Your objective —
Go through the records underneath and write each one out again exactly.

— START Record set —

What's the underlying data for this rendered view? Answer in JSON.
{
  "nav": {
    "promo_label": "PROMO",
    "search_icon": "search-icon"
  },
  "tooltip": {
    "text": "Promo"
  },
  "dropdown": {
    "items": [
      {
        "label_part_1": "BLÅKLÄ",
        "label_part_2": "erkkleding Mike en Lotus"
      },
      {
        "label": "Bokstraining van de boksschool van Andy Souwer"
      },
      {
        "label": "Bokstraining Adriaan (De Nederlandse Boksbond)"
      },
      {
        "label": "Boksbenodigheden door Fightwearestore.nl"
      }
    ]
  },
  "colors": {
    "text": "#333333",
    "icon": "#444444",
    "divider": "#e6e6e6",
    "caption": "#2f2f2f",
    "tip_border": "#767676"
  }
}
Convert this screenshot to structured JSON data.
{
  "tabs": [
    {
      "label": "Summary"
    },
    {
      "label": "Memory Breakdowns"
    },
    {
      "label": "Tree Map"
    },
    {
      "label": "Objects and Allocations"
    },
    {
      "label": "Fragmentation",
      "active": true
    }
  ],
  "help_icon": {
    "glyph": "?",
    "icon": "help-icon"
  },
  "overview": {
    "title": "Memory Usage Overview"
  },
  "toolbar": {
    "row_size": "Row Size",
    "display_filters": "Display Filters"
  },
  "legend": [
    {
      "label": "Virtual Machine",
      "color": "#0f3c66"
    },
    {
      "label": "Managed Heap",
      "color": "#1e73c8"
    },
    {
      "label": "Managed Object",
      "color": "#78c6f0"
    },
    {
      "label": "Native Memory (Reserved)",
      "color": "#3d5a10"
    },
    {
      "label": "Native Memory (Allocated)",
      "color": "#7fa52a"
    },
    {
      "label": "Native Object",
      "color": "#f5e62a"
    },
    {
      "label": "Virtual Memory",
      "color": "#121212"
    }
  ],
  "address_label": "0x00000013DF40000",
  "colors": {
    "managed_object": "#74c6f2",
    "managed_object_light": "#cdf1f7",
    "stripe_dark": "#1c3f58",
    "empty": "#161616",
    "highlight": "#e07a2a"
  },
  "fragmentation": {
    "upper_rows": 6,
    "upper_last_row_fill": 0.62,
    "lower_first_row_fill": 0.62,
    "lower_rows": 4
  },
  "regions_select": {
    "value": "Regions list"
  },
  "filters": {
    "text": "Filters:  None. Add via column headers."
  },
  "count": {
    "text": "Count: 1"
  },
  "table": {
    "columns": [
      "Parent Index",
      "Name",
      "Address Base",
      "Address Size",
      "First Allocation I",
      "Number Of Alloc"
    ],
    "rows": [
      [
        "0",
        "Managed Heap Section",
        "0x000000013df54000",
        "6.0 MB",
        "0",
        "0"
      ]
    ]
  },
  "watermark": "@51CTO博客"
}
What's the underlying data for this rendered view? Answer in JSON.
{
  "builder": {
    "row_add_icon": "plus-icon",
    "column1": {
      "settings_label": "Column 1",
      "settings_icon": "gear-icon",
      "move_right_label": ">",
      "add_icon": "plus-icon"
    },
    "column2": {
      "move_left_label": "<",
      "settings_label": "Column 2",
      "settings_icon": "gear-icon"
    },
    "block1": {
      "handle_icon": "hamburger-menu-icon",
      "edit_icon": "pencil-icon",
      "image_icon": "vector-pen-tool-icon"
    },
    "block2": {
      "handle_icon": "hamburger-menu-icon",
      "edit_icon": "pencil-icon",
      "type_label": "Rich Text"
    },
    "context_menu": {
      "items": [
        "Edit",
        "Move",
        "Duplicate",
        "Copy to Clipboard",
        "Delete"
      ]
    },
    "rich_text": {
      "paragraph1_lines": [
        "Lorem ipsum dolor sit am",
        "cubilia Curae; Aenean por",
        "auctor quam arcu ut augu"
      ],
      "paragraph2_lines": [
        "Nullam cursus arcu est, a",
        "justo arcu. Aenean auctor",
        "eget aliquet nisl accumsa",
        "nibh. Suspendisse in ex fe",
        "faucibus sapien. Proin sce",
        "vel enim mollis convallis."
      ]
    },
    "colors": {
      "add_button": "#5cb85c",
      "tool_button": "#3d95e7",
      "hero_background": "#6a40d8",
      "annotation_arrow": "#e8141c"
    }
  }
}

— END Record set —

Right answer —
What's the underlying data for this rendered view? Answer in JSON.
{
  "nav": {
    "promo_label": "PROMO",
    "search_icon": "search-icon"
  },
  "tooltip": {
    "text": "Promo"
  },
  "dropdown": {
    "items": [
      {
        "label_part_1": "BLÅKLÄ",
        "label_part_2": "erkkleding Mike en Lotus"
      },
      {
        "label": "Bokstraining van de boksschool van Andy Souwer"
      },
      {
        "label": "Bokstraining Adriaan (De Nederlandse Boksbond)"
      },
      {
        "label": "Boksbenodigheden door Fightwearestore.nl"
      }
    ]
  },
  "colors": {
    "text": "#333333",
    "icon": "#444444",
    "divider": "#e6e6e6",
    "caption": "#2f2f2f",
    "tip_border": "#767676"
  }
}
Convert this screenshot to structured JSON data.
{
  "tabs": [
    {
      "label": "Summary"
    },
    {
      "label": "Memory Breakdowns"
    },
    {
      "label": "Tree Map"
    },
    {
      "label": "Objects and Allocations"
    },
    {
      "label": "Fragmentation",
      "active": true
    }
  ],
  "help_icon": {
    "glyph": "?",
    "icon": "help-icon"
  },
  "overview": {
    "title": "Memory Usage Overview"
  },
  "toolbar": {
    "row_size": "Row Size",
    "display_filters": "Display Filters"
  },
  "legend": [
    {
      "label": "Virtual Machine",
      "color": "#0f3c66"
    },
    {
      "label": "Managed Heap",
      "color": "#1e73c8"
    },
    {
      "label": "Managed Object",
      "color": "#78c6f0"
    },
    {
      "label": "Native Memory (Reserved)",
      "color": "#3d5a10"
    },
    {
      "label": "Native Memory (Allocated)",
      "color": "#7fa52a"
    },
    {
      "label": "Native Object",
      "color": "#f5e62a"
    },
    {
      "label": "Virtual Memory",
      "color": "#121212"
    }
  ],
  "address_label": "0x00000013DF40000",
  "colors": {
    "managed_object": "#74c6f2",
    "managed_object_light": "#cdf1f7",
    "stripe_dark": "#1c3f58",
    "empty": "#161616",
    "highlight": "#e07a2a"
  },
  "fragmentation": {
    "upper_rows": 6,
    "upper_last_row_fill": 0.62,
    "lower_first_row_fill": 0.62,
    "lower_rows": 4
  },
  "regions_select": {
    "value": "Regions list"
  },
  "filters": {
    "text": "Filters:  None. Add via column headers."
  },
  "count": {
    "text": "Count: 1"
  },
  "table": {
    "columns": [
      "Parent Index",
      "Name",
      "Address Base",
      "Address Size",
      "First Allocation I",
      "Number Of Alloc"
    ],
    "rows": [
      [
        "0",
        "Managed Heap Section",
        "0x000000013df54000",
        "6.0 MB",
        "0",
        "0"
      ]
    ]
  },
  "watermark": "@51CTO博客"
}
What's the underlying data for this rendered view? Answer in JSON.
{
  "builder": {
    "row_add_icon": "plus-icon",
    "column1": {
      "settings_label": "Column 1",
      "settings_icon": "gear-icon",
      "move_right_label": ">",
      "add_icon": "plus-icon"
    },
    "column2": {
      "move_left_label": "<",
      "settings_label": "Column 2",
      "settings_icon": "gear-icon"
    },
    "block1": {
      "handle_icon": "hamburger-menu-icon",
      "edit_icon": "pencil-icon",
      "image_icon": "vector-pen-tool-icon"
    },
    "block2": {
      "handle_icon": "hamburger-menu-icon",
      "edit_icon": "pencil-icon",
      "type_label": "Rich Text"
    },
    "context_menu": {
      "items": [
        "Edit",
        "Move",
        "Duplicate",
        "Copy to Clipboard",
        "Delete"
      ]
    },
    "rich_text": {
      "paragraph1_lines": [
        "Lorem ipsum dolor sit am",
        "cubilia Curae; Aenean por",
        "auctor quam arcu ut augu"
      ],
      "paragraph2_lines": [
        "Nullam cursus arcu est, a",
        "justo arcu. Aenean auctor",
        "eget aliquet nisl accumsa",
        "nibh. Suspendisse in ex fe",
        "faucibus sapien. Proin sce",
        "vel enim mollis convallis."
      ]
    },
    "colors": {
      "add_button": "#5cb85c",
      "tool_button": "#3d95e7",
      "hero_background": "#6a40d8",
      "annotation_arrow": "#e8141c"
    }
  }
}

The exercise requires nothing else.